SUPPLIED PASSAGE>
# # # # #

/AAC-Corpora-Collecting

Research figuring out how we collect corpora/message histories from AAC system

Primary LanguagePythonMIT LicenseMIT

AAC-Corpora-Collecting

Research figuring out how we collect corpora/message histories from AAC system

Windows OS Based AAC Software

Grid 3

  • Download a demo: https://thinksmartbox.com/product/grid-3/

  • Prediction engine is SwiftKey (you can see the .net sdk files of learned.json)

# # # # #

GIVEN MATERIAL>
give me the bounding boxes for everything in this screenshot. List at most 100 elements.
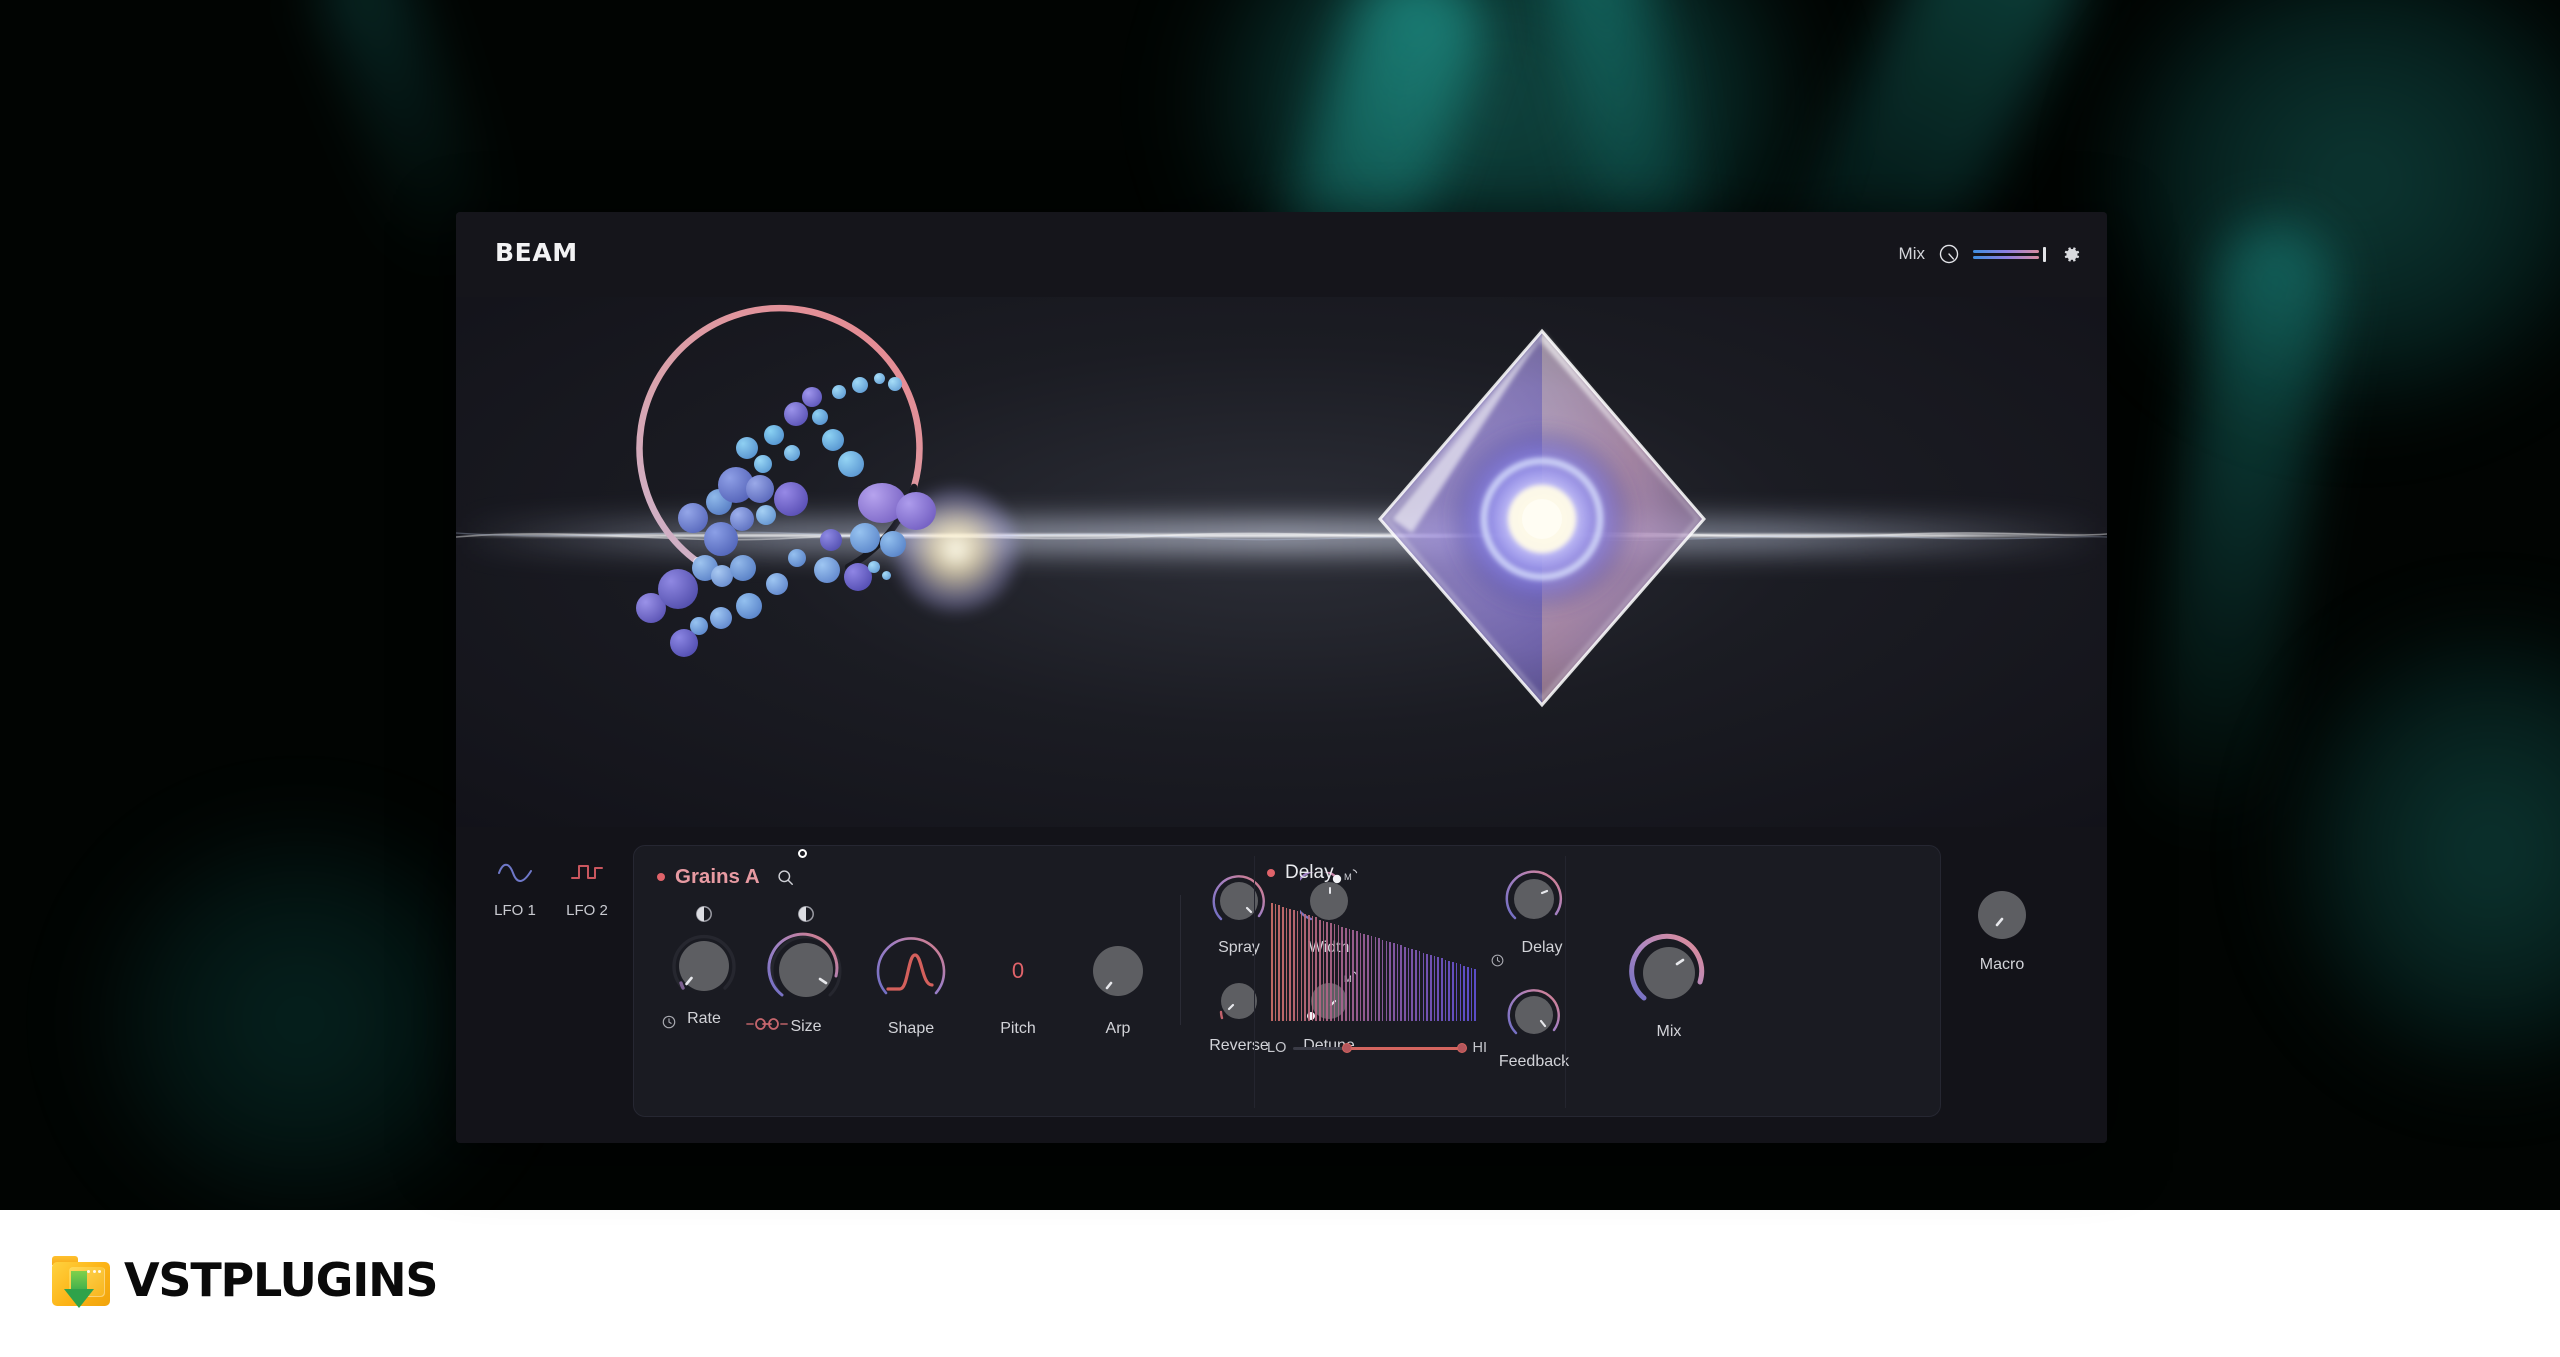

# # # # #

EXERCISE TASKS>
A - Summarize the AAC corpora write-up in two sentences.
B - Pick up the AAC corpora write-up after its final point and add a few more notes in the same style.

RESULTS OF THE EXERCISE>
A - The write-up covers research into how corpora or message histories can be collected from AAC systems. It lists Grid 3 as Windows-based AAC software, gives a link for downloading a demo, and notes that its prediction engine is SwiftKey, whose .net SDK files of learned.json can be seen.

B -
  • Stores all preferences in C:\Users\Public\Documents\Smartbox\Grid 3\Users\UserName\langCode\Phrases\history.sqlite

    UserName - is whatever users have been set by the Grid. Usually there will only be one. LanCode = e.g en-gb

NB: This C:\Users\Public\Documents\ directory is in the Registry - HKEY_LOCAL_MACHINE\SOFTWARE\Microsoft\Windows\CurrentVersion\Explorer\Shell Folders\Common Document

FOR /F "tokens=3*" %%A IN ('REG.EXE QUERY "HKLM\SOFTWARE\Microsoft\Windows\CurrentVersion\Explorer\Shell Folders" /V "Common Documents" 2^>NUL ^| FIND "REG_SZ"') DO SET CommonDocs=%%B

  • Data is in Table PhraseHistory - Phraseid is matched on Table Phrases -id. Each item has a timestamp. So you can do counts on when and how many phrases are in each History. See this SQLlite database for what the History data looks like

**Update: Now underway in this PR Baton-donation/app#3

TobiiDynavox - Communicator

For example we have one called "Speech history.phr"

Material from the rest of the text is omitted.